Collected data entries:
↓↓↓

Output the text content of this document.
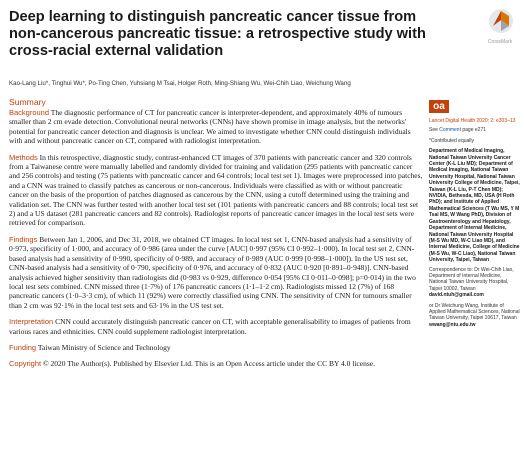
Deep learning to distinguish pancreatic cancer tissue from non-cancerous pancreatic tissue: a retrospective study with cross-racial external validation
CrossMark
Kao-Lang Liu*, Tinghui Wu*, Po-Ting Chen, Yuhsiang M Tsai, Holger Roth, Ming-Shiang Wu, Wei-Chih Liao, Weichung Wang
Summary

Background The diagnostic performance of CT for pancreatic cancer is interpreter-dependent, and approximately 40% of tumours smaller than 2 cm evade detection. Convolutional neural networks (CNNs) have shown promise in image analysis, but the networks' potential for pancreatic cancer detection and diagnosis is unclear. We aimed to investigate whether CNN could distinguish individuals with and without pancreatic cancer on CT, compared with radiologist interpretation.

Methods In this retrospective, diagnostic study, contrast-enhanced CT images of 370 patients with pancreatic cancer and 320 controls from a Taiwanese centre were manually labelled and randomly divided for training and validation (295 patients with pancreatic cancer and 256 controls) and testing (75 patients with pancreatic cancer and 64 controls; local test set 1). Images were preprocessed into patches, and a CNN was trained to classify patches as cancerous or non-cancerous. Individuals were classified as with or without pancreatic cancer on the basis of the proportion of patches diagnosed as cancerous by the CNN, using a cutoff determined using the training and validation set. The CNN was further tested with another local test set (101 patients with pancreatic cancers and 88 controls; local test set 2) and a US dataset (281 pancreatic cancers and 82 controls). Radiologist reports of pancreatic cancer images in the local test sets were retrieved for comparison.

Findings Between Jan 1, 2006, and Dec 31, 2018, we obtained CT images. In local test set 1, CNN-based analysis had a sensitivity of 0·973, specificity of 1·000, and accuracy of 0·986 (area under the curve [AUC] 0·997 (95% CI 0·992–1·000). In local test set 2, CNN-based analysis had a sensitivity of 0·990, specificity of 0·989, and accuracy of 0·989 (AUC 0·999 [0·998–1·000]). In the US test set, CNN-based analysis had a sensitivity of 0·790, specificity of 0·976, and accuracy of 0·832 (AUC 0·920 [0·891–0·948)]. CNN-based analysis achieved higher sensitivity than radiologists did (0·983 vs 0·929, difference 0·054 [95% CI 0·011–0·098]; p=0·014) in the two local test sets combined. CNN missed three (1·7%) of 176 pancreatic cancers (1·1–1·2 cm). Radiologists missed 12 (7%) of 168 pancreatic cancers (1·0–3·3 cm), of which 11 (92%) were correctly classified using CNN. The sensitivity of CNN for tumours smaller than 2 cm was 92·1% in the local test sets and 63·1% in the US test set.

Interpretation CNN could accurately distinguish pancreatic cancer on CT, with acceptable generalisability to images of patients from various races and ethnicities. CNN could supplement radiologist interpretation.

Funding Taiwan Ministry of Science and Technology

Copyright © 2020 The Author(s). Published by Elsevier Ltd. This is an Open Access article under the CC BY 4.0 license.

oa

Lancet Digital Health 2020; 2: e303–13

See Comment page e271

*Contributed equally

Department of Medical Imaging, National Taiwan University Cancer Center (K-L Liu MD); Department of Medical Imaging, National Taiwan University Hospital, National Taiwan University College of Medicine, Taipei, Taiwan (K-L Liu, P-T Chen MD); NVIDIA, Bethesda, MD, USA (H Roth PhD); and Institute of Applied Mathematical Sciences (T Wu MS, Y M Tsai MS, W Wang PhD), Division of Gastroenterology and Hepatology, Department of Internal Medicine, National Taiwan University Hospital (M-S Wu MD, W-C Liao MD), and Internal Medicine, College of Medicine (M-S Wu, W-C Liao), National Taiwan University, Taipei, Taiwan

Correspondence to: Dr Wei-Chih Liao, Department of Internal Medicine, National Taiwan University Hospital, Taipei 10002, Taiwan

david.ntuh@gmail.com

or Dr Weichung Wang, Institute of Applied Mathematical Sciences, National Taiwan University, Taipei 10617, Taiwan

wwang@ntu.edu.tw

↑↑↑

Of the lines above, copy each that contains "Weichung".

Kao-Lang Liu*, Tinghui Wu*, Po-Ting Chen, Yuhsiang M Tsai, Holger Roth, Ming-Shiang Wu, Wei-Chih Liao, Weichung Wang
or Dr Weichung Wang, Institute of Applied Mathematical Sciences, National Taiwan University, Taipei 10617, Taiwan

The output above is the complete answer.